# DATA RECORDS start

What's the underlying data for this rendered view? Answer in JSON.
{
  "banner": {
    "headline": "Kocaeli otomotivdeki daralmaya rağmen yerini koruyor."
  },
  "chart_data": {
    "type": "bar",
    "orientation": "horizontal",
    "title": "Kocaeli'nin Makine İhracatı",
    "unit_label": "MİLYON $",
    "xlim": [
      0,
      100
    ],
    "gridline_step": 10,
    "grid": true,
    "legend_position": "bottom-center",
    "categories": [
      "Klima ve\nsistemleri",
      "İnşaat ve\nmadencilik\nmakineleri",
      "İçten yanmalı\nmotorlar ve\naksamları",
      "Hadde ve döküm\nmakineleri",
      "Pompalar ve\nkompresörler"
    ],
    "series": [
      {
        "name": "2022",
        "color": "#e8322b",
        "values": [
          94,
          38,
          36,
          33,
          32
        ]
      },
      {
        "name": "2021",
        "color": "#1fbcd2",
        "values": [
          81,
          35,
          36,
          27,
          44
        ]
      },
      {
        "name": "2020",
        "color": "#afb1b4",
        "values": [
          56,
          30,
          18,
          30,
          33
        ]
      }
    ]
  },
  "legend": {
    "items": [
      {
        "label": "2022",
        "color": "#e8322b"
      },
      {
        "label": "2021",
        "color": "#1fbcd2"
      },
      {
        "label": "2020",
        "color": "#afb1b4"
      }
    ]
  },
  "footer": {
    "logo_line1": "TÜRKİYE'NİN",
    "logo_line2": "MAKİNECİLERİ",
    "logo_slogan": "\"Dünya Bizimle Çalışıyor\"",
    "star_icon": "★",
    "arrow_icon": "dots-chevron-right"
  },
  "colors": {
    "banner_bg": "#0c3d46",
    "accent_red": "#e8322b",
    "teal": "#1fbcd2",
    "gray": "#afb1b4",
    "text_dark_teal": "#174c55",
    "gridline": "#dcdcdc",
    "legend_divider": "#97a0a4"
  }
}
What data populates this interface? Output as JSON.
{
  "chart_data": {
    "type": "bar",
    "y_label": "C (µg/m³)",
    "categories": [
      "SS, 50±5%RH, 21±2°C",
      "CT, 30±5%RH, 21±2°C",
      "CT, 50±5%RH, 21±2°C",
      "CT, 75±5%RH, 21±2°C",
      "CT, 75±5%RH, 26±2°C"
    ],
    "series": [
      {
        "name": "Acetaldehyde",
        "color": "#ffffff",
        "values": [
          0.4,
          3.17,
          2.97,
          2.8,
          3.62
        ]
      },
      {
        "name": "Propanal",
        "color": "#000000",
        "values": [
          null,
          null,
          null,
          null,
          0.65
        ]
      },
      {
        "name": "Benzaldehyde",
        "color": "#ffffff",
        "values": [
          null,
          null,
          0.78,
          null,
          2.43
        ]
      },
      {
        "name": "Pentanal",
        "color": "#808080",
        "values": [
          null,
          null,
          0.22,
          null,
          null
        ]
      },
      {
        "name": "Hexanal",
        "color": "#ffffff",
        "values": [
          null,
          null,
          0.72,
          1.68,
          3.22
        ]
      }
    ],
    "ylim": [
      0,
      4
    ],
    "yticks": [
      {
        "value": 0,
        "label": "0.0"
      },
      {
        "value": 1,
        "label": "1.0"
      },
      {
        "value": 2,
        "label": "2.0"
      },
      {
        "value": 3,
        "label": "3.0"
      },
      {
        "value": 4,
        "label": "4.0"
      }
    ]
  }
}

# DATA RECORDS end

§ **CHALLENGE**
Restate the data above word for word, please.

§ **RESPONSE FOR THIS EXERCISE**
What's the underlying data for this rendered view? Answer in JSON.
{
  "banner": {
    "headline": "Kocaeli otomotivdeki daralmaya rağmen yerini koruyor."
  },
  "chart_data": {
    "type": "bar",
    "orientation": "horizontal",
    "title": "Kocaeli'nin Makine İhracatı",
    "unit_label": "MİLYON $",
    "xlim": [
      0,
      100
    ],
    "gridline_step": 10,
    "grid": true,
    "legend_position": "bottom-center",
    "categories": [
      "Klima ve\nsistemleri",
      "İnşaat ve\nmadencilik\nmakineleri",
      "İçten yanmalı\nmotorlar ve\naksamları",
      "Hadde ve döküm\nmakineleri",
      "Pompalar ve\nkompresörler"
    ],
    "series": [
      {
        "name": "2022",
        "color": "#e8322b",
        "values": [
          94,
          38,
          36,
          33,
          32
        ]
      },
      {
        "name": "2021",
        "color": "#1fbcd2",
        "values": [
          81,
          35,
          36,
          27,
          44
        ]
      },
      {
        "name": "2020",
        "color": "#afb1b4",
        "values": [
          56,
          30,
          18,
          30,
          33
        ]
      }
    ]
  },
  "legend": {
    "items": [
      {
        "label": "2022",
        "color": "#e8322b"
      },
      {
        "label": "2021",
        "color": "#1fbcd2"
      },
      {
        "label": "2020",
        "color": "#afb1b4"
      }
    ]
  },
  "footer": {
    "logo_line1": "TÜRKİYE'NİN",
    "logo_line2": "MAKİNECİLERİ",
    "logo_slogan": "\"Dünya Bizimle Çalışıyor\"",
    "star_icon": "★",
    "arrow_icon": "dots-chevron-right"
  },
  "colors": {
    "banner_bg": "#0c3d46",
    "accent_red": "#e8322b",
    "teal": "#1fbcd2",
    "gray": "#afb1b4",
    "text_dark_teal": "#174c55",
    "gridline": "#dcdcdc",
    "legend_divider": "#97a0a4"
  }
}
What data populates this interface? Output as JSON.
{
  "chart_data": {
    "type": "bar",
    "y_label": "C (µg/m³)",
    "categories": [
      "SS, 50±5%RH, 21±2°C",
      "CT, 30±5%RH, 21±2°C",
      "CT, 50±5%RH, 21±2°C",
      "CT, 75±5%RH, 21±2°C",
      "CT, 75±5%RH, 26±2°C"
    ],
    "series": [
      {
        "name": "Acetaldehyde",
        "color": "#ffffff",
        "values": [
          0.4,
          3.17,
          2.97,
          2.8,
          3.62
        ]
      },
      {
        "name": "Propanal",
        "color": "#000000",
        "values": [
          null,
          null,
          null,
          null,
          0.65
        ]
      },
      {
        "name": "Benzaldehyde",
        "color": "#ffffff",
        "values": [
          null,
          null,
          0.78,
          null,
          2.43
        ]
      },
      {
        "name": "Pentanal",
        "color": "#808080",
        "values": [
          null,
          null,
          0.22,
          null,
          null
        ]
      },
      {
        "name": "Hexanal",
        "color": "#ffffff",
        "values": [
          null,
          null,
          0.72,
          1.68,
          3.22
        ]
      }
    ],
    "ylim": [
      0,
      4
    ],
    "yticks": [
      {
        "value": 0,
        "label": "0.0"
      },
      {
        "value": 1,
        "label": "1.0"
      },
      {
        "value": 2,
        "label": "2.0"
      },
      {
        "value": 3,
        "label": "3.0"
      },
      {
        "value": 4,
        "label": "4.0"
      }
    ]
  }
}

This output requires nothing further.